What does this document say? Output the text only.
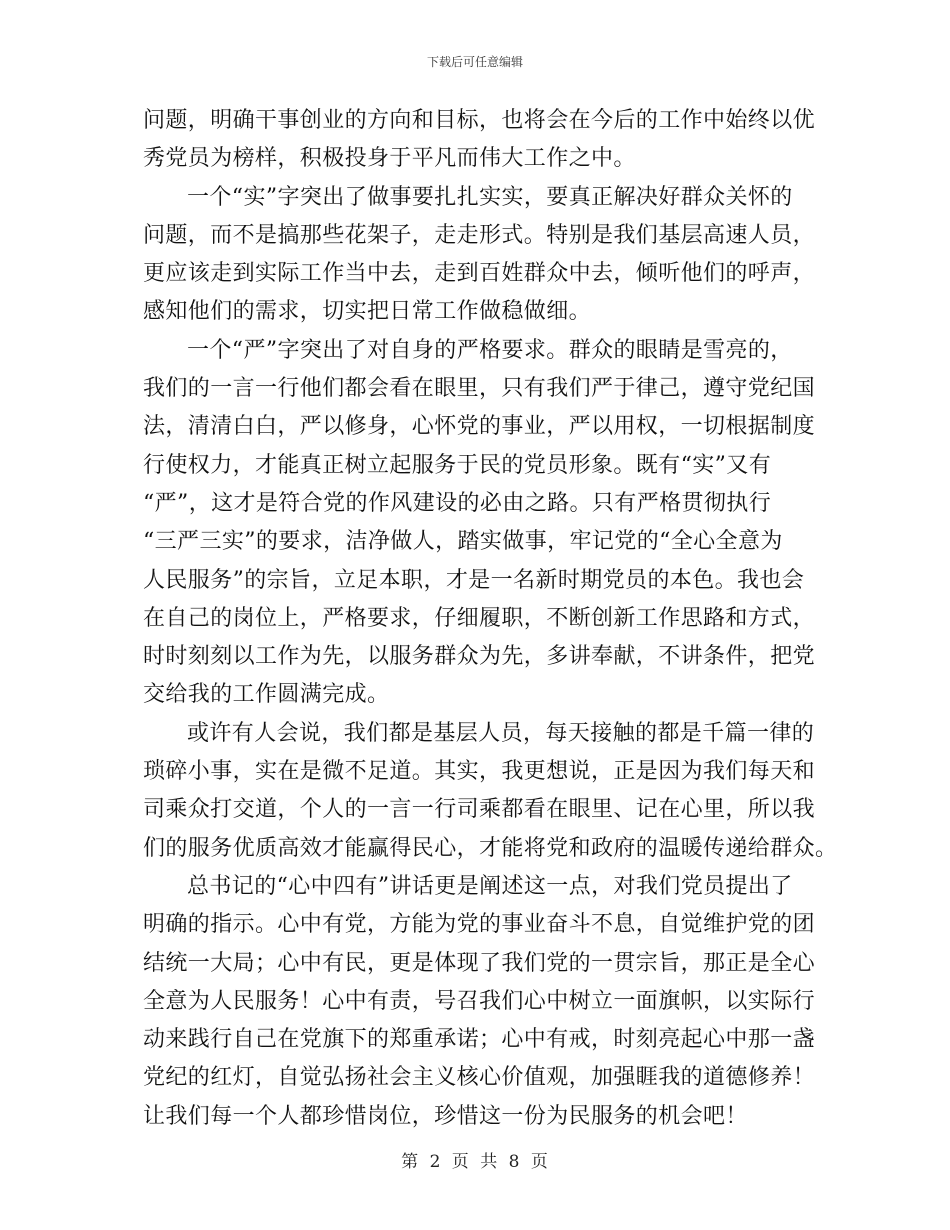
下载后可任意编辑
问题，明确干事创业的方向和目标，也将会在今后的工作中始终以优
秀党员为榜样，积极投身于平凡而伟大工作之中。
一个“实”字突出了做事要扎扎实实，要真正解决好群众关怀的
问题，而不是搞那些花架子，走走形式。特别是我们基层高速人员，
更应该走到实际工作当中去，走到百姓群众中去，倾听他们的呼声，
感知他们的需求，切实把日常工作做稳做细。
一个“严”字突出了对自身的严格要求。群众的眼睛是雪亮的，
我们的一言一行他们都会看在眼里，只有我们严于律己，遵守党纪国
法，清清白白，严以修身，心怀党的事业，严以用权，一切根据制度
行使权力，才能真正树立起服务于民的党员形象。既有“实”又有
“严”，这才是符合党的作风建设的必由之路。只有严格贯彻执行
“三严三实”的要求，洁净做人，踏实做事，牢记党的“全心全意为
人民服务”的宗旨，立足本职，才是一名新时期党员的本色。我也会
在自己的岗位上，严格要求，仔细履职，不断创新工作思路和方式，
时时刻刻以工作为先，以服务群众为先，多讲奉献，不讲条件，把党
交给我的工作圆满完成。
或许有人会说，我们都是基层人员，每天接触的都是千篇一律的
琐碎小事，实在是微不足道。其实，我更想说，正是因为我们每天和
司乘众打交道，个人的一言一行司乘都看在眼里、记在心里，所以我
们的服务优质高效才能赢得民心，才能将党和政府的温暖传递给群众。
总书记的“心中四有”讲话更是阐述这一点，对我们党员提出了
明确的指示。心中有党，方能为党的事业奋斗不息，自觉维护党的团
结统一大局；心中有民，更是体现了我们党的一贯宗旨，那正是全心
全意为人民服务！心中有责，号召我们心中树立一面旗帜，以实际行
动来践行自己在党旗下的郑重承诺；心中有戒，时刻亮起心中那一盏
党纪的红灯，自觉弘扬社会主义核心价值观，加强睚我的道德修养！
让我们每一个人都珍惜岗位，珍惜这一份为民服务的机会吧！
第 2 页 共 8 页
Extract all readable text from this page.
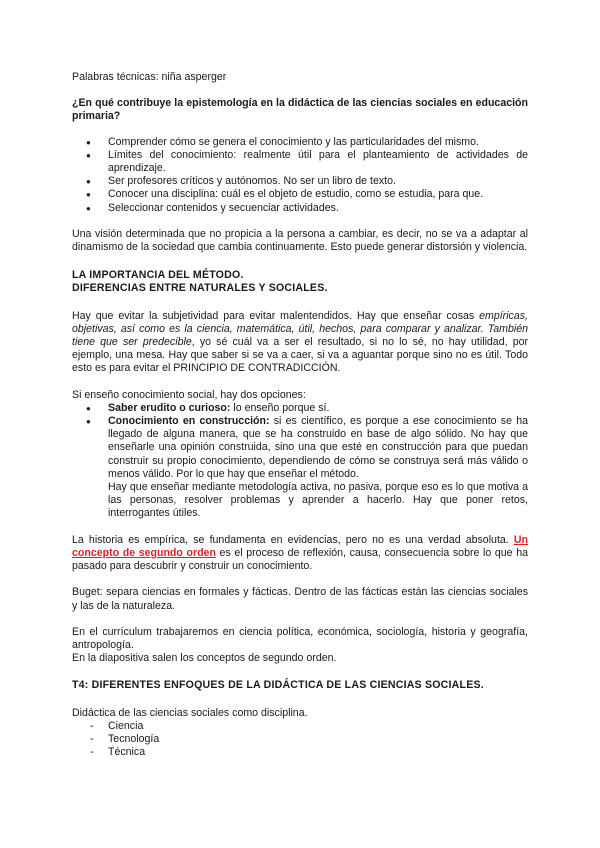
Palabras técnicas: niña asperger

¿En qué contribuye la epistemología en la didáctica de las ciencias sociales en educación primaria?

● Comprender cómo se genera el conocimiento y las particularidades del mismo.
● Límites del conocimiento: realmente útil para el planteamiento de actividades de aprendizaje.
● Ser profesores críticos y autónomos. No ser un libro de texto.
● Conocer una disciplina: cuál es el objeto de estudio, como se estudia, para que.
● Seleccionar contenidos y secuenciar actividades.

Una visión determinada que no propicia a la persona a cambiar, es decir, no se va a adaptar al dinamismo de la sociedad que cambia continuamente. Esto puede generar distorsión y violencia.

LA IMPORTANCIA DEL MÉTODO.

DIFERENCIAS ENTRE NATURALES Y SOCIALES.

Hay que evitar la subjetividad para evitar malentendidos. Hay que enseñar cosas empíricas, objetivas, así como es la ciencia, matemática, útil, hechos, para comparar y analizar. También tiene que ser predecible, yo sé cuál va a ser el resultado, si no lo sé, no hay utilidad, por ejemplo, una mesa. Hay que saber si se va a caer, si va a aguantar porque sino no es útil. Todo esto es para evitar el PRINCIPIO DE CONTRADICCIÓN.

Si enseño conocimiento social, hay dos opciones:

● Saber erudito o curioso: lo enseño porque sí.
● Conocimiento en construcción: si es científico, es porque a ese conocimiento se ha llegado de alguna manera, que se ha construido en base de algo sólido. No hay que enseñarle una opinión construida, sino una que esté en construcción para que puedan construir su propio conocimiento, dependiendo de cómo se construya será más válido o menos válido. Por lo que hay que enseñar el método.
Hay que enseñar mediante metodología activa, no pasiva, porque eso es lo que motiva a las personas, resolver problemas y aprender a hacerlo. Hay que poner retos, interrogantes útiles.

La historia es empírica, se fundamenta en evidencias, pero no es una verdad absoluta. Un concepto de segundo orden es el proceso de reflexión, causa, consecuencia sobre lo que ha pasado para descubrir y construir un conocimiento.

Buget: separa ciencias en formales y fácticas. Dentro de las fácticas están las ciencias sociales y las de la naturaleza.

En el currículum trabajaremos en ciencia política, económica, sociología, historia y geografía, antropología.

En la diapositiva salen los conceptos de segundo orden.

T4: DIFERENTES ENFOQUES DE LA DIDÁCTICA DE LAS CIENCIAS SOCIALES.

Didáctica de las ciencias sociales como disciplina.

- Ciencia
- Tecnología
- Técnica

────

Return, from the data, each line that has the word "porque" in it.

Hay que evitar la subjetividad para evitar malentendidos. Hay que enseñar cosas empíricas, objetivas, así como es la ciencia, matemática, útil, hechos, para comparar y analizar. También tiene que ser predecible, yo sé cuál va a ser el resultado, si no lo sé, no hay utilidad, por ejemplo, una mesa. Hay que saber si se va a caer, si va a aguantar porque sino no es útil. Todo esto es para evitar el PRINCIPIO DE CONTRADICCIÓN.
● Saber erudito o curioso: lo enseño porque sí.
● Conocimiento en construcción: si es científico, es porque a ese conocimiento se ha llegado de alguna manera, que se ha construido en base de algo sólido. No hay que enseñarle una opinión construida, sino una que esté en construcción para que puedan construir su propio conocimiento, dependiendo de cómo se construya será más válido o menos válido. Por lo que hay que enseñar el método.
Hay que enseñar mediante metodología activa, no pasiva, porque eso es lo que motiva a las personas, resolver problemas y aprender a hacerlo. Hay que poner retos, interrogantes útiles.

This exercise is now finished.